**Task details:**
Work through the data below line by line and say how many lines hold "Jairo"; give only the number.
┄┄┄┄┄┄┄┄┄┄┄┄┄┄┄┄┄┄┄┄
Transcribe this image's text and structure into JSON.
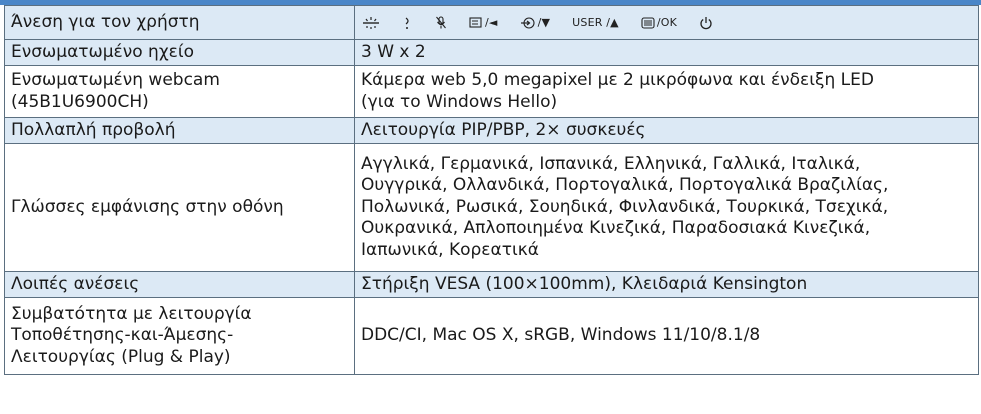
{
  "colors": {
    "shaded_row": "#dce9f5",
    "border": "#5b6f80",
    "header_bar": "#4a86c8"
  },
  "rows": [
    {
      "label": "Άνεση για τον χρήστη",
      "value": "",
      "shaded": true
    },
    {
      "label": "Ενσωματωμένο ηχείο",
      "value": "3 W x 2",
      "shaded": true
    },
    {
      "label": "Ενσωματωμένη webcam\n(45B1U6900CH)",
      "value": "Κάμερα web 5,0 megapixel με 2 μικρόφωνα και ένδειξη LED\n(για το Windows Hello)",
      "shaded": false
    },
    {
      "label": "Πολλαπλή προβολή",
      "value": "Λειτουργία PIP/PBP, 2× συσκευές",
      "shaded": true
    },
    {
      "label": "Γλώσσες εμφάνισης στην οθόνη",
      "value": "Αγγλικά, Γερμανικά, Ισπανικά, Ελληνικά, Γαλλικά, Ιταλικά,\nΟυγγρικά, Ολλανδικά, Πορτογαλικά, Πορτογαλικά Βραζιλίας,\nΠολωνικά, Ρωσικά, Σουηδικά, Φινλανδικά, Τουρκικά, Τσεχικά,\nΟυκρανικά, Απλοποιημένα Κινεζικά, Παραδοσιακά Κινεζικά,\nΙαπωνικά, Κορεατικά",
      "shaded": false
    },
    {
      "label": "Λοιπές ανέσεις",
      "value": "Στήριξη VESA (100×100mm), Κλειδαριά Kensington",
      "shaded": true
    },
    {
      "label": "Συμβατότητα με λειτουργία\nΤοποθέτησης-και-Άμεσης-\nΛειτουργίας (Plug & Play)",
      "value": "DDC/CI, Mac OS X, sRGB, Windows 11/10/8.1/8",
      "shaded": false
    }
  ],
  "controls": [
    {
      "icon": "brightness-icon",
      "text": ""
    },
    {
      "icon": "power-sensor-icon",
      "text": ""
    },
    {
      "icon": "mic-mute-icon",
      "text": ""
    },
    {
      "icon": "input-menu-icon",
      "text": "/◄"
    },
    {
      "icon": "input-source-icon",
      "text": "/▼"
    },
    {
      "icon": "user-key-icon",
      "text": "USER /▲"
    },
    {
      "icon": "menu-icon",
      "text": "/OK"
    },
    {
      "icon": "power-icon",
      "text": ""
    }
  ]
}
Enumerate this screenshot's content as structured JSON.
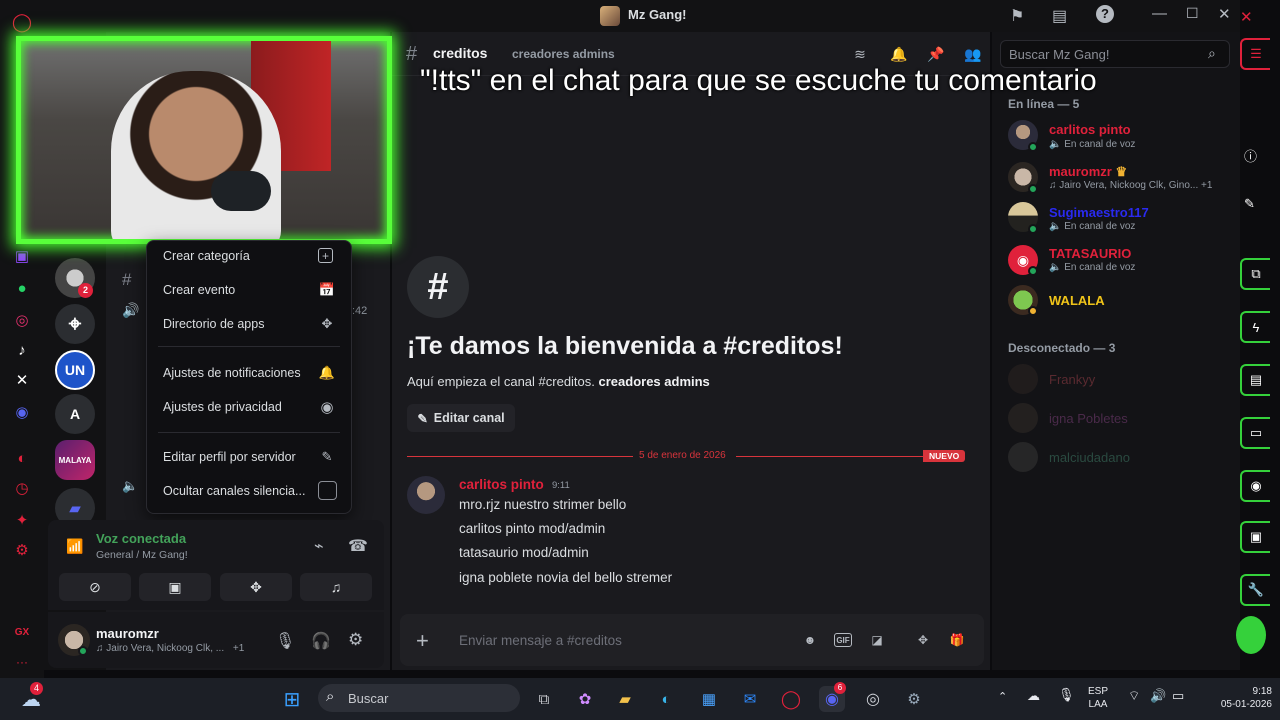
{
  "window": {
    "title": "Mz Gang!"
  },
  "overlay": {
    "subtitle": "\"!tts\" en el chat para que se escuche tu comentario"
  },
  "context_menu": {
    "items": [
      {
        "label": "Crear categoría",
        "icon": "plus-box-icon"
      },
      {
        "label": "Crear evento",
        "icon": "calendar-plus-icon"
      },
      {
        "label": "Directorio de apps",
        "icon": "apps-grid-icon"
      },
      {
        "label": "Ajustes de notificaciones",
        "icon": "bell-icon"
      },
      {
        "label": "Ajustes de privacidad",
        "icon": "shield-icon"
      },
      {
        "label": "Editar perfil por servidor",
        "icon": "pencil-icon"
      },
      {
        "label": "Ocultar canales silencia...",
        "icon": "checkbox-icon"
      }
    ]
  },
  "channels": {
    "voice_time": ":42",
    "server_badge": "2",
    "server_letter": "A"
  },
  "voice_panel": {
    "title": "Voz conectada",
    "subtitle": "General / Mz Gang!"
  },
  "user_panel": {
    "name": "mauromzr",
    "status": "♫ Jairo Vera, Nickoog Clk, ...",
    "extra": "+1"
  },
  "chat_header": {
    "channel": "creditos",
    "topic": "creadores admins"
  },
  "welcome": {
    "title": "¡Te damos la bienvenida a #creditos!",
    "sub_prefix": "Aquí empieza el canal #creditos.",
    "sub_bold": "creadores admins",
    "edit_button": "Editar canal"
  },
  "divider": {
    "date": "5 de enero de 2026",
    "badge": "NUEVO"
  },
  "message": {
    "author": "carlitos pinto",
    "time": "9:11",
    "lines": [
      "mro.rjz nuestro strimer bello",
      "carlitos pinto mod/admin",
      "tatasaurio mod/admin",
      "igna poblete novia del bello stremer"
    ]
  },
  "composer": {
    "placeholder": "Enviar mensaje a #creditos"
  },
  "search": {
    "placeholder": "Buscar Mz Gang!"
  },
  "members": {
    "online_title": "En línea — 5",
    "online": [
      {
        "name": "carlitos pinto",
        "status": "En canal de voz",
        "color": "#e0213b"
      },
      {
        "name": "mauromzr",
        "status": "♫ Jairo Vera, Nickoog Clk, Gino...",
        "extra": "+1",
        "color": "#e0213b"
      },
      {
        "name": "Sugimaestro117",
        "status": "En canal de voz",
        "color": "#2a2af0"
      },
      {
        "name": "TATASAURIO",
        "status": "En canal de voz",
        "color": "#e0213b"
      },
      {
        "name": "WALALA",
        "status": "",
        "color": "#f0c419"
      }
    ],
    "offline_title": "Desconectado — 3",
    "offline": [
      {
        "name": "Frankyy",
        "color": "#5a2a30"
      },
      {
        "name": "igna Pobletes",
        "color": "#4a2a4a"
      },
      {
        "name": "malciudadano",
        "color": "#2a4a40"
      }
    ]
  },
  "taskbar": {
    "search_label": "Buscar",
    "weather_badge": "4",
    "discord_badge": "6",
    "lang_top": "ESP",
    "lang_bottom": "LAA",
    "time": "9:18",
    "date": "05-01-2026"
  },
  "colors": {
    "opera_red": "#e0213b",
    "webcam_border": "#58ff3a",
    "voice_green": "#43a25a",
    "new_red": "#d8343c"
  }
}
┄┄┄┄┄┄┄┄┄┄┄┄┄┄┄┄┄┄┄┄
**Output:**
2